Records provided:
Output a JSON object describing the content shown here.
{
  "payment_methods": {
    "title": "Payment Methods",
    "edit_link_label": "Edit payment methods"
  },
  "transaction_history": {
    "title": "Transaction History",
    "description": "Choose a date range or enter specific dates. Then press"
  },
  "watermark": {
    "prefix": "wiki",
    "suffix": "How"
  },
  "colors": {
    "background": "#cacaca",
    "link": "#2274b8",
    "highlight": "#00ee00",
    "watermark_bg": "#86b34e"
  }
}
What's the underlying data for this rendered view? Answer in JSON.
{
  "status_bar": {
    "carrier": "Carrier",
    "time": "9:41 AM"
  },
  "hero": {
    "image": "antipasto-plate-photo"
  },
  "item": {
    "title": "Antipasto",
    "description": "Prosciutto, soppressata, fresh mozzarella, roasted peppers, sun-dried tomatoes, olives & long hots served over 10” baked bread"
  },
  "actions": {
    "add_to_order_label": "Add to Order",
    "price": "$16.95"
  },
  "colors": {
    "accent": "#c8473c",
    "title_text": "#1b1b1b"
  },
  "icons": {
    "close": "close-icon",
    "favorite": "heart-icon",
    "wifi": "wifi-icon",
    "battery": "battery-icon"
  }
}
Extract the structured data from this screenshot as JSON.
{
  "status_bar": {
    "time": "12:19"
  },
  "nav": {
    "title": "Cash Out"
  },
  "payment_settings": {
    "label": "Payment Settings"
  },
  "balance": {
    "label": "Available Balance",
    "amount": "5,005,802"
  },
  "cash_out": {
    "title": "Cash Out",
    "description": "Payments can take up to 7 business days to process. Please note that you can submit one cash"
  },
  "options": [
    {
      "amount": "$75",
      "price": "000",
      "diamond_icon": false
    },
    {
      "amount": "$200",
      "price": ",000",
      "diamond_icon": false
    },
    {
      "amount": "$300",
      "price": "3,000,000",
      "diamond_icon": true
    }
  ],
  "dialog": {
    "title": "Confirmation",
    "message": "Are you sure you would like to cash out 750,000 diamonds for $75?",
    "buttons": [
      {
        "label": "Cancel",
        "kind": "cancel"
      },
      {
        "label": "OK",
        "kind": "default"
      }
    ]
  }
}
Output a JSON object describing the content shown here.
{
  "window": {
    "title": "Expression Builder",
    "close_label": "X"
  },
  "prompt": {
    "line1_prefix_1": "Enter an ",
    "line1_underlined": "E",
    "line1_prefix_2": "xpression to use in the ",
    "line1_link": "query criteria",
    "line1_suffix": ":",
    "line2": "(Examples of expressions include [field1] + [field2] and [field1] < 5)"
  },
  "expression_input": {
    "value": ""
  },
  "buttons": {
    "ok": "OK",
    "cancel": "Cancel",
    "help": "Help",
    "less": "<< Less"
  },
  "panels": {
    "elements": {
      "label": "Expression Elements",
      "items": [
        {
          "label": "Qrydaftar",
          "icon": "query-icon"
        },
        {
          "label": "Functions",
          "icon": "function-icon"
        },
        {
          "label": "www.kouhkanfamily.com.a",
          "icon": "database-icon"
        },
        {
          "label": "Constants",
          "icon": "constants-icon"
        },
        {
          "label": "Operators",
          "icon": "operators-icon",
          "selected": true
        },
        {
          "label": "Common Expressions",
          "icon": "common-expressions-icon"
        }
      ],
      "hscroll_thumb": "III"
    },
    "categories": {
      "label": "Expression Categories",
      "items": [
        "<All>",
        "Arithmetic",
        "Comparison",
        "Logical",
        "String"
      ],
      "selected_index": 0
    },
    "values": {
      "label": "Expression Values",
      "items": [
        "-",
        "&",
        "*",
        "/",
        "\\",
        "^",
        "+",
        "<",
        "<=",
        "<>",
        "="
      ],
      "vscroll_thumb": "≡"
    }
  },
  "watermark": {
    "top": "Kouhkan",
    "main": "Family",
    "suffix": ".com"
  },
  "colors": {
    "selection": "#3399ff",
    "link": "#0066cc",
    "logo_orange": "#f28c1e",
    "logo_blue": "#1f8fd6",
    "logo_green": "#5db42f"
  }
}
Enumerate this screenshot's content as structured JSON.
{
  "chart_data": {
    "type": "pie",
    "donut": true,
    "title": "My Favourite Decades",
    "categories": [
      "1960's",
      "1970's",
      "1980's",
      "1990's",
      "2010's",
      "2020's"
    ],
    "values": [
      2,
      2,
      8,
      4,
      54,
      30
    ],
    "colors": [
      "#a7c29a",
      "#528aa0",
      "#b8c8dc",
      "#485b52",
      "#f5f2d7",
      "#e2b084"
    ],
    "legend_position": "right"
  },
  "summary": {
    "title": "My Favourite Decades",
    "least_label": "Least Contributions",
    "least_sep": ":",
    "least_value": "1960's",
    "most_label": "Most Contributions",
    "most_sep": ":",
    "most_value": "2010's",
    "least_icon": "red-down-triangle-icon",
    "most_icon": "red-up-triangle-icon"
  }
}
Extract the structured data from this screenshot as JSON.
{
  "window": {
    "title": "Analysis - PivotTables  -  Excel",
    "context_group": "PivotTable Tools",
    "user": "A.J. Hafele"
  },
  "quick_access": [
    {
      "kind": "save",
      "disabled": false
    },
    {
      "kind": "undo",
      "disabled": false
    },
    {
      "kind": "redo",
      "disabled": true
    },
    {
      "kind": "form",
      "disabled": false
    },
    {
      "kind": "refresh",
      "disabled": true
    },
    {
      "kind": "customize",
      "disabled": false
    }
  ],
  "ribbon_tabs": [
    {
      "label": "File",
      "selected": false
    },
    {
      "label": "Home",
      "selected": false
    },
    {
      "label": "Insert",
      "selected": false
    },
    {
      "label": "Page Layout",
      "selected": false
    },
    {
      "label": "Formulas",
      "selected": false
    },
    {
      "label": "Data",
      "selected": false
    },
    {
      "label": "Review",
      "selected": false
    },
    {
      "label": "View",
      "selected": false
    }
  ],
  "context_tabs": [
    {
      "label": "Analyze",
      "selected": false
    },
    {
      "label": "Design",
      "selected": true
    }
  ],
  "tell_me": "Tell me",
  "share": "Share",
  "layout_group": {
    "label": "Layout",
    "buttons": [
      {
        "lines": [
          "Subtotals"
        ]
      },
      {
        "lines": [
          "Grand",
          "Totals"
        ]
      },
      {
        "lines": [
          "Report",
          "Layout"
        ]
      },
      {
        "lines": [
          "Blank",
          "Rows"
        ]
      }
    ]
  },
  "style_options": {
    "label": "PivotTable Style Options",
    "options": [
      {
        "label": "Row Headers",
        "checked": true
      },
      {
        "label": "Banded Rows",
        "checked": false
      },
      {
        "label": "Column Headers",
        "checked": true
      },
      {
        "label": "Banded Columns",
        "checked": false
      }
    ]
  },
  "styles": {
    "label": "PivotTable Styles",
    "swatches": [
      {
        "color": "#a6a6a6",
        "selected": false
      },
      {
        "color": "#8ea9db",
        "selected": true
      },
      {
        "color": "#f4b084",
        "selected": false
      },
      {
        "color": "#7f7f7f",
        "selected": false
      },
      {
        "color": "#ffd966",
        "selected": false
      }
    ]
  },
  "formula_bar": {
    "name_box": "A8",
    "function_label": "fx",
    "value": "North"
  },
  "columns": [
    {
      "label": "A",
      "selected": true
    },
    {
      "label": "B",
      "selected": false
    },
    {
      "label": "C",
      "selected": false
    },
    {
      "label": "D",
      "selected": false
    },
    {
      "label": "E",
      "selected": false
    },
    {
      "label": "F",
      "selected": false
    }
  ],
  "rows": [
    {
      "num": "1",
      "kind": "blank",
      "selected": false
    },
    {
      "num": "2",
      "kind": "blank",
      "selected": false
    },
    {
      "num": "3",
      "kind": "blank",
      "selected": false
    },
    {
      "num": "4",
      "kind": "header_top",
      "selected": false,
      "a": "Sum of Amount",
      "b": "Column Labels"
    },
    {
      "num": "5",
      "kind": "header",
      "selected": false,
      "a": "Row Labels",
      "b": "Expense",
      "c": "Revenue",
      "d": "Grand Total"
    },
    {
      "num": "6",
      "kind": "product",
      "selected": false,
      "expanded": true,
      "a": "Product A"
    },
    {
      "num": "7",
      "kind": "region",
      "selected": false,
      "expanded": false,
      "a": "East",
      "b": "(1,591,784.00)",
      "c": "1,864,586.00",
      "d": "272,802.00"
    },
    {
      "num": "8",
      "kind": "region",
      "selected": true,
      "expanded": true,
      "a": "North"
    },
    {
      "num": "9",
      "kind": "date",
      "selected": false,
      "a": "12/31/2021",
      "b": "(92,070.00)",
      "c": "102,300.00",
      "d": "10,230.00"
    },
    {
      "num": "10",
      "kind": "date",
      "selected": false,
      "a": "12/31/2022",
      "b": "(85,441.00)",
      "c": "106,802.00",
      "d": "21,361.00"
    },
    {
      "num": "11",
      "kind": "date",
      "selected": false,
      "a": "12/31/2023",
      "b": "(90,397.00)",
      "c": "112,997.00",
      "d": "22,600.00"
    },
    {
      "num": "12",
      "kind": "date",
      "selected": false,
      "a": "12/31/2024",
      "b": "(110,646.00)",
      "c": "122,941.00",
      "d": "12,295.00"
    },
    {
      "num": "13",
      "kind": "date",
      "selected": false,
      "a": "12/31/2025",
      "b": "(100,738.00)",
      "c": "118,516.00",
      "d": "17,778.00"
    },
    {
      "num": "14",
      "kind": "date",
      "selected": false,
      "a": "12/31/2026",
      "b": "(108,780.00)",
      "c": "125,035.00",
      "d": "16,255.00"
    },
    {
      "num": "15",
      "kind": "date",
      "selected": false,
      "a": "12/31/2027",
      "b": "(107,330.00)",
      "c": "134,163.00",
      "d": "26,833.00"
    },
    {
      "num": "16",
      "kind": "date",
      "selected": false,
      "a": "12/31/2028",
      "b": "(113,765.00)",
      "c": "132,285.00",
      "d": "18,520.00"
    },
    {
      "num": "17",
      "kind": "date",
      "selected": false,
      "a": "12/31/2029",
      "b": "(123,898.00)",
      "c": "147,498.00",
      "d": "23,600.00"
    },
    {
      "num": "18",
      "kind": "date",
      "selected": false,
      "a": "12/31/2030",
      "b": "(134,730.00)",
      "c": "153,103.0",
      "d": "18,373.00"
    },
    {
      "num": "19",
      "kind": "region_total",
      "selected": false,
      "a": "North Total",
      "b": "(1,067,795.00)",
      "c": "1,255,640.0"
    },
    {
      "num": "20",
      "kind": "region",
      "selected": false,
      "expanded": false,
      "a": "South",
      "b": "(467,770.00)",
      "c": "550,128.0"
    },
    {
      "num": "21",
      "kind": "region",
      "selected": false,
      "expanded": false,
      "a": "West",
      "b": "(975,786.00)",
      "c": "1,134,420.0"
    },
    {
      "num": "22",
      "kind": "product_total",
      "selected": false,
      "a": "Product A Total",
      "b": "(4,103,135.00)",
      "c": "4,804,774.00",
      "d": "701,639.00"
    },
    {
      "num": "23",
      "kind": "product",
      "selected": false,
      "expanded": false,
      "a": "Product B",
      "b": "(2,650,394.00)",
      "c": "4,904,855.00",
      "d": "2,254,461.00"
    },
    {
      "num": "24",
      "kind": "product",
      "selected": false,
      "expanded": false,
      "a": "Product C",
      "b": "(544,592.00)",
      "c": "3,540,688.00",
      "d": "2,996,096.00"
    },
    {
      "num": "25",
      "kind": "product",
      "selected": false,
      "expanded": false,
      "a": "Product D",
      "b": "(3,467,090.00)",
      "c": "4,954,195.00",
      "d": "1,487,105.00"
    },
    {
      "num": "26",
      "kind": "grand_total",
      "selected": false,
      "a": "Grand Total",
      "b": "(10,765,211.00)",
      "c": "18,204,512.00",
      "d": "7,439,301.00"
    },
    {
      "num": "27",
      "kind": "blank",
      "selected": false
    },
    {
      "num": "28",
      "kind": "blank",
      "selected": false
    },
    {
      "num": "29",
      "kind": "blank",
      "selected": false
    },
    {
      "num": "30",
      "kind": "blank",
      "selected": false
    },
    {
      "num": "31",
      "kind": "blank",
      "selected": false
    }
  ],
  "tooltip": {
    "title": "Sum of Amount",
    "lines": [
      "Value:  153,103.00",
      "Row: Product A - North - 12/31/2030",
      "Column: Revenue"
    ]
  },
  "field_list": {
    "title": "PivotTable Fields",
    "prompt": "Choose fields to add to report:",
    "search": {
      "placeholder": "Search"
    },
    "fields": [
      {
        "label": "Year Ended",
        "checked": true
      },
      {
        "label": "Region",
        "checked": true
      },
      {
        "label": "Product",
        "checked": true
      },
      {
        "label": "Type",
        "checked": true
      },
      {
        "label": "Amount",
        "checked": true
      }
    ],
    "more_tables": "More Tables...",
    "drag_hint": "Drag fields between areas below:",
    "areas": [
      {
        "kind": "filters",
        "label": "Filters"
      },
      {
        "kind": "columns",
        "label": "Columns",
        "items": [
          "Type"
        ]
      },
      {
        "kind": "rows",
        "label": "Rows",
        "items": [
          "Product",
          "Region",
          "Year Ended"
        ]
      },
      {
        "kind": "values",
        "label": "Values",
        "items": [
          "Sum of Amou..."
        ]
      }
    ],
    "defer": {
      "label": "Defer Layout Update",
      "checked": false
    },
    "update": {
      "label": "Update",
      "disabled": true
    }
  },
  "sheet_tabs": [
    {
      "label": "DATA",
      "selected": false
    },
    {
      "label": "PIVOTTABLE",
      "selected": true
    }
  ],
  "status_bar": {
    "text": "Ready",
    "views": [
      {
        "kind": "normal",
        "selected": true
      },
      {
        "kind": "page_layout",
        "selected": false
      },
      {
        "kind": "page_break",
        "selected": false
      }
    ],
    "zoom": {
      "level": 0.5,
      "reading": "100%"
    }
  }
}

Required task:
Find every line in the records that contains the word "this"; copy those lines.

Task output:
What's the underlying data for this rendered view? Answer in JSON.
Extract the structured data from this screenshot as JSON.
Enumerate this screenshot's content as structured JSON.
Extract the structured data from this screenshot as JSON.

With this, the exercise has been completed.